Reproduce the lines of the material from the line with "For every button, label, input, icon, or" to the line with "bar-volumen-day-10 — [166, 455, 176, 477]", both included, and nothing else.
* BEGIN *
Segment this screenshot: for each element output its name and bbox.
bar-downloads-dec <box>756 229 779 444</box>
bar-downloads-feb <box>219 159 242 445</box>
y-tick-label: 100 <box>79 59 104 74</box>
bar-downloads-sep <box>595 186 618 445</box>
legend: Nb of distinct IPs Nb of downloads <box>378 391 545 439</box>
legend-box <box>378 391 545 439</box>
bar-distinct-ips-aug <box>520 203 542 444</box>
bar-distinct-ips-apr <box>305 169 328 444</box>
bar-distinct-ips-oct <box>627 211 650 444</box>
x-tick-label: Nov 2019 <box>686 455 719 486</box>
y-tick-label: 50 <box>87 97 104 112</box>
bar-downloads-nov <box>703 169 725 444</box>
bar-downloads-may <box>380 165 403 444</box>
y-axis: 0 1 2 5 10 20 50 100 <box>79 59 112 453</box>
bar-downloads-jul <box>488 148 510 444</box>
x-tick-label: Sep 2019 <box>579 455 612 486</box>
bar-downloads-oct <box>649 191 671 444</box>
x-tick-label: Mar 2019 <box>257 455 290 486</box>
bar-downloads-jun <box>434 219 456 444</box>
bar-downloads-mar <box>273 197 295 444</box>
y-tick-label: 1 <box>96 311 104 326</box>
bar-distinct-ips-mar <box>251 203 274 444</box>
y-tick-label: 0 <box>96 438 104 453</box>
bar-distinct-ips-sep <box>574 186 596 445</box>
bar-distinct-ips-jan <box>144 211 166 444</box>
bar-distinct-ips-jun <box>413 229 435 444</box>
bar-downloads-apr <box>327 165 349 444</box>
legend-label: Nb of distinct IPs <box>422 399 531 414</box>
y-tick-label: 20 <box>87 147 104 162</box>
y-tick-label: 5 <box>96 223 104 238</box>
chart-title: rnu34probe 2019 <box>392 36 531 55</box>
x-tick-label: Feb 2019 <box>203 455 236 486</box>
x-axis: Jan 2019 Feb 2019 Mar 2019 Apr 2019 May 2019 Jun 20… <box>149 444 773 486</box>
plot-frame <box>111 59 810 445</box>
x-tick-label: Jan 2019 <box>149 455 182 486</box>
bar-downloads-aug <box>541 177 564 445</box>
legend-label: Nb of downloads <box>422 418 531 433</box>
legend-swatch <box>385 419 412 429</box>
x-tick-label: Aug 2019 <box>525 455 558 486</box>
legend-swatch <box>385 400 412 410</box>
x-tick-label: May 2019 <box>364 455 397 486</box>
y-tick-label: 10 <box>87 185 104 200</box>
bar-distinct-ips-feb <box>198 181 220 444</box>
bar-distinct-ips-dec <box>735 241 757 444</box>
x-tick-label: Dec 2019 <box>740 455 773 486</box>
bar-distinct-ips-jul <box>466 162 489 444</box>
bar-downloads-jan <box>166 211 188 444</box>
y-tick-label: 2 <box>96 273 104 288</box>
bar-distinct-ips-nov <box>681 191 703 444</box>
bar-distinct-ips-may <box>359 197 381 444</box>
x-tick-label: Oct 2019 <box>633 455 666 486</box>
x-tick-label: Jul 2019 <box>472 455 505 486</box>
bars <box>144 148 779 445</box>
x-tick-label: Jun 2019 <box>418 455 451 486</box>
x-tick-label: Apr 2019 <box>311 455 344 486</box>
* END *
* BEGIN *
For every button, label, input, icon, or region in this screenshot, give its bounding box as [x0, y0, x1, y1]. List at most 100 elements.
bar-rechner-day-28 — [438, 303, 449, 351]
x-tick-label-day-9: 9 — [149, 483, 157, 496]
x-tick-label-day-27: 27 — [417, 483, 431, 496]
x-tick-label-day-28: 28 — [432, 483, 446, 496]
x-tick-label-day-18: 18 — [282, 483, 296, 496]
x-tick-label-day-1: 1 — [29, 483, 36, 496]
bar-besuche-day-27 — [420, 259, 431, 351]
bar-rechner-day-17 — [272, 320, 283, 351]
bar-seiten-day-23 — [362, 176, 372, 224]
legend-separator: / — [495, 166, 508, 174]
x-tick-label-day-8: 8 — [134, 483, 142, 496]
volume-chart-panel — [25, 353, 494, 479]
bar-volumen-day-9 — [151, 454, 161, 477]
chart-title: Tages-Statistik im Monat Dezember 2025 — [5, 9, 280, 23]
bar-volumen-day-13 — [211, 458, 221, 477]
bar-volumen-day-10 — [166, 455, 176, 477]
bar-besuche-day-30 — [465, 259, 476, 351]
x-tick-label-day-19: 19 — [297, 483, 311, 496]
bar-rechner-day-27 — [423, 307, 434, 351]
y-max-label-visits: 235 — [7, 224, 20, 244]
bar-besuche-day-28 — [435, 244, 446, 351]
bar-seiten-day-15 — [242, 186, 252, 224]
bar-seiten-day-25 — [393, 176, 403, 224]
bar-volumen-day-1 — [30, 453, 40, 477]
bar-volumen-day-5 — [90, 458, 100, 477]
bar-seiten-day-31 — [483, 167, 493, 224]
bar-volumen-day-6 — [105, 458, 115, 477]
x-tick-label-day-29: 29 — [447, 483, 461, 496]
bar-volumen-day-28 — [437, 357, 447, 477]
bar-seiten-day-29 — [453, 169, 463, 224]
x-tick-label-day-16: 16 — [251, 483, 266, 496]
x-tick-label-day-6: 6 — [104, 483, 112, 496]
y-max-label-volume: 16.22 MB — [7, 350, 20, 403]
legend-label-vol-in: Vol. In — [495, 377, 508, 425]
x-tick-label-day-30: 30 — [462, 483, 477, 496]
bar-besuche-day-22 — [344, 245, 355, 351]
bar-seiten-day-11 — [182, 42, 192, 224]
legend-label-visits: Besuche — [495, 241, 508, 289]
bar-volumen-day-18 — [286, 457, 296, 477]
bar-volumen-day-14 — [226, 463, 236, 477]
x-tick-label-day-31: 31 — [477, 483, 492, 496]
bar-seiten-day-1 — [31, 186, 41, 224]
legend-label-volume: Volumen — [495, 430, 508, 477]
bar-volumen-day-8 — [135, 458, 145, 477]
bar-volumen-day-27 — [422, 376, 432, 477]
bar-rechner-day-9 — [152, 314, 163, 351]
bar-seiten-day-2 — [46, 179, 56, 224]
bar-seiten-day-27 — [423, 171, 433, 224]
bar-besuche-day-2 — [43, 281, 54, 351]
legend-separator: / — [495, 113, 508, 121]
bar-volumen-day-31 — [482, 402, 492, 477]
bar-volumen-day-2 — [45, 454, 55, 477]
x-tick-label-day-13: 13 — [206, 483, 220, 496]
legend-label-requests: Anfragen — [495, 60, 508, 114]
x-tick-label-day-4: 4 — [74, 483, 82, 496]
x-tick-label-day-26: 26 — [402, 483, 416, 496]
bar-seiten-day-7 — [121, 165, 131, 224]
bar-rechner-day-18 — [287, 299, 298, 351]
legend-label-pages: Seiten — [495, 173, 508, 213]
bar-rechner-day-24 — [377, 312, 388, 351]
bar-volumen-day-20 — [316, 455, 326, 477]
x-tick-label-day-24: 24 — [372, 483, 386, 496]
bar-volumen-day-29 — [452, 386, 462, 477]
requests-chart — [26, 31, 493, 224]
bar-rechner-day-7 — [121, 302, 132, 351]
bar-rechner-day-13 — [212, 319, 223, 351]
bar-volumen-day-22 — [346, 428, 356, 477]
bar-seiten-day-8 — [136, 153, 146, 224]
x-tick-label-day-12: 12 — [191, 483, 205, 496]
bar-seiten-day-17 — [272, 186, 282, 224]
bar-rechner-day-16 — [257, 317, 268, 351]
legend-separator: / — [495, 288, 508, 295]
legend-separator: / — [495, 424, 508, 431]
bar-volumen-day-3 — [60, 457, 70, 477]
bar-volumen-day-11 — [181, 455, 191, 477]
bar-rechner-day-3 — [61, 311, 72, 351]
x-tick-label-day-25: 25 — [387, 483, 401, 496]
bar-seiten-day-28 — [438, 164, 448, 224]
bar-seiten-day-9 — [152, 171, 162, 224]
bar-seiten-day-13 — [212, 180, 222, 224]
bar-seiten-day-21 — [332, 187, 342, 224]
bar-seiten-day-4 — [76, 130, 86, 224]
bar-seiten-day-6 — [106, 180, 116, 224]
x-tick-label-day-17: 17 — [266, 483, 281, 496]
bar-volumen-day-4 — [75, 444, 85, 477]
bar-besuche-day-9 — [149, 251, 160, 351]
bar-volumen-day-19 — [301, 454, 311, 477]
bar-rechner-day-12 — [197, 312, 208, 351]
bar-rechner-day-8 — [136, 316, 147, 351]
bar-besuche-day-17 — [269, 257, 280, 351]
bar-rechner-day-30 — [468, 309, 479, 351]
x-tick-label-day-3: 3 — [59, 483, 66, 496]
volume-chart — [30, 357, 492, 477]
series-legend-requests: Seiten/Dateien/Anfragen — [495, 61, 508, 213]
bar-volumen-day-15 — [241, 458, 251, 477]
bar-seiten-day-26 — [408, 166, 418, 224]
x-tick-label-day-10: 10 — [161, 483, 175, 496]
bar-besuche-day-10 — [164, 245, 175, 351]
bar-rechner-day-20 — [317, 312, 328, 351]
* END *
Exercise result:
For every button, label, input, icon, or region in this screenshot, give its bounding box as [x0, y0, x1, y1]. List at most 100 elements.
bar-rechner-day-28 — [438, 303, 449, 351]
x-tick-label-day-9: 9 — [149, 483, 157, 496]
x-tick-label-day-27: 27 — [417, 483, 431, 496]
x-tick-label-day-28: 28 — [432, 483, 446, 496]
x-tick-label-day-18: 18 — [282, 483, 296, 496]
x-tick-label-day-1: 1 — [29, 483, 36, 496]
bar-besuche-day-27 — [420, 259, 431, 351]
bar-rechner-day-17 — [272, 320, 283, 351]
bar-seiten-day-23 — [362, 176, 372, 224]
legend-separator: / — [495, 166, 508, 174]
x-tick-label-day-8: 8 — [134, 483, 142, 496]
volume-chart-panel — [25, 353, 494, 479]
bar-volumen-day-9 — [151, 454, 161, 477]
chart-title: Tages-Statistik im Monat Dezember 2025 — [5, 9, 280, 23]
bar-volumen-day-13 — [211, 458, 221, 477]
bar-volumen-day-10 — [166, 455, 176, 477]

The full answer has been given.